## Begin

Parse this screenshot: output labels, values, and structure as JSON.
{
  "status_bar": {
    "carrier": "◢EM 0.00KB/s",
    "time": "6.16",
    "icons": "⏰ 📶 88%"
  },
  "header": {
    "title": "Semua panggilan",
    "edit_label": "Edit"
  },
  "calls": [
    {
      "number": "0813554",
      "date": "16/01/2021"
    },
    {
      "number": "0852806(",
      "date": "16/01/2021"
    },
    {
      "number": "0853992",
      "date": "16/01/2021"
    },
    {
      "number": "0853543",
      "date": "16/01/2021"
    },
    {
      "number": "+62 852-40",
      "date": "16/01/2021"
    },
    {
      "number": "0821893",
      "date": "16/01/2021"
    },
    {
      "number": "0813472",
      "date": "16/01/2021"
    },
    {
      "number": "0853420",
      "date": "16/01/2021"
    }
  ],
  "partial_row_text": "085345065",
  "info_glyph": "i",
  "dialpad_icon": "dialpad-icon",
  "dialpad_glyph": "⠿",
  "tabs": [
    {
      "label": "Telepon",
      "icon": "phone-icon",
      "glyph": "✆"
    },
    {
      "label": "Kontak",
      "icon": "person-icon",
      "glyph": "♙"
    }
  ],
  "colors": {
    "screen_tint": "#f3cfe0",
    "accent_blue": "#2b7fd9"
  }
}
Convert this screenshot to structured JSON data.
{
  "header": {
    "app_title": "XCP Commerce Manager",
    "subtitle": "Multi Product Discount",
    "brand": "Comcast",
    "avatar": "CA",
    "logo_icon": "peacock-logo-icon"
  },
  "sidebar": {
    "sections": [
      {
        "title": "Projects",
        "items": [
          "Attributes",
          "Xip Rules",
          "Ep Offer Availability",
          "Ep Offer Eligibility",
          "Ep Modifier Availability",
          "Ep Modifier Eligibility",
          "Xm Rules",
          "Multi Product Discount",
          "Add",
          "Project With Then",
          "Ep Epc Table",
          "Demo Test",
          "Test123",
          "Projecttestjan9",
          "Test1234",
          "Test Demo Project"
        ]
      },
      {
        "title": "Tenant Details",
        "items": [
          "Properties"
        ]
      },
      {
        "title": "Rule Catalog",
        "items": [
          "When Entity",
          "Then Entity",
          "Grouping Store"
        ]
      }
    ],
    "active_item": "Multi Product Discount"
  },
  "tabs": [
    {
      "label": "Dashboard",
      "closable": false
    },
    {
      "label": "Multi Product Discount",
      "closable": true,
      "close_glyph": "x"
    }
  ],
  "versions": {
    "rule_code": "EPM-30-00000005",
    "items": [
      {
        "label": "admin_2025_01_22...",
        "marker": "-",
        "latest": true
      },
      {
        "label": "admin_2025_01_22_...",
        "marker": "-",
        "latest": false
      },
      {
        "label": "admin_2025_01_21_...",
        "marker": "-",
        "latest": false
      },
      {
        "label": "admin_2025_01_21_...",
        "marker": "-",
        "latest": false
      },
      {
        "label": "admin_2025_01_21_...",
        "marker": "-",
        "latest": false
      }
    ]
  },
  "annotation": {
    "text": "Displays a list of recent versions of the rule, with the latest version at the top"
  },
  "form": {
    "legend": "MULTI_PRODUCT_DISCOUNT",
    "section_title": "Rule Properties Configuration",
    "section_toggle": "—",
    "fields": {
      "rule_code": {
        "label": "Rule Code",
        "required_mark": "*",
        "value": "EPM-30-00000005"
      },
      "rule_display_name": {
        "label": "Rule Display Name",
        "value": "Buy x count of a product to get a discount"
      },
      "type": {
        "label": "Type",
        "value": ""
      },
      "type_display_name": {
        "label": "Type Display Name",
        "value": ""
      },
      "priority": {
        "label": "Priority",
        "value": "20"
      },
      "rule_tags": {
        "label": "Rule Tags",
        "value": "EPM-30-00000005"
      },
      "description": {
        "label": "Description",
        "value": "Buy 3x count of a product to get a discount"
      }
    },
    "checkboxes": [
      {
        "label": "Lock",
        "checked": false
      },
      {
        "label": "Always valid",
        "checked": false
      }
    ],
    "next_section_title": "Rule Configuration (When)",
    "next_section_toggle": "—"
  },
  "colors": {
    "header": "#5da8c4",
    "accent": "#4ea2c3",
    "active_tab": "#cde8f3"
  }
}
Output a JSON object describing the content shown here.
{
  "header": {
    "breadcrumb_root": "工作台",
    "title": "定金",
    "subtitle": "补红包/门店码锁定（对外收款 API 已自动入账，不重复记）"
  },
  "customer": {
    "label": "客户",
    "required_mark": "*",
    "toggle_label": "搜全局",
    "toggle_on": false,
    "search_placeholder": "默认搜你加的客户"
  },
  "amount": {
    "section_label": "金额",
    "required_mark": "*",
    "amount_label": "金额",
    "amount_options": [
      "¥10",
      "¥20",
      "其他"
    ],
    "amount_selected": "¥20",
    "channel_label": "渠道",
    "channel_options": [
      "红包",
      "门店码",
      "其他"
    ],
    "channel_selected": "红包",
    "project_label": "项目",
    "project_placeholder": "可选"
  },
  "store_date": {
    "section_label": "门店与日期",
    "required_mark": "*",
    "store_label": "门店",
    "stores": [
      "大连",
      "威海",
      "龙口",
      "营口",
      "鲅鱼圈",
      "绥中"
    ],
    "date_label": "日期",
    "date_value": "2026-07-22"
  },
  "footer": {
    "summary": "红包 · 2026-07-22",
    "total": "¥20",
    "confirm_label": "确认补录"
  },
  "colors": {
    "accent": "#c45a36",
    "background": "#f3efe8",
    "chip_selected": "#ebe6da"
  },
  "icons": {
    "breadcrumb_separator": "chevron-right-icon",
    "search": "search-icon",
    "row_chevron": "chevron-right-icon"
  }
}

## End

## WORK TO BE COMPLETED
Extract each line holding the word "Configuration" from the records.

## EXERCISE RESPONSE
    "section_title": "Rule Properties Configuration",
    "next_section_title": "Rule Configuration (When)",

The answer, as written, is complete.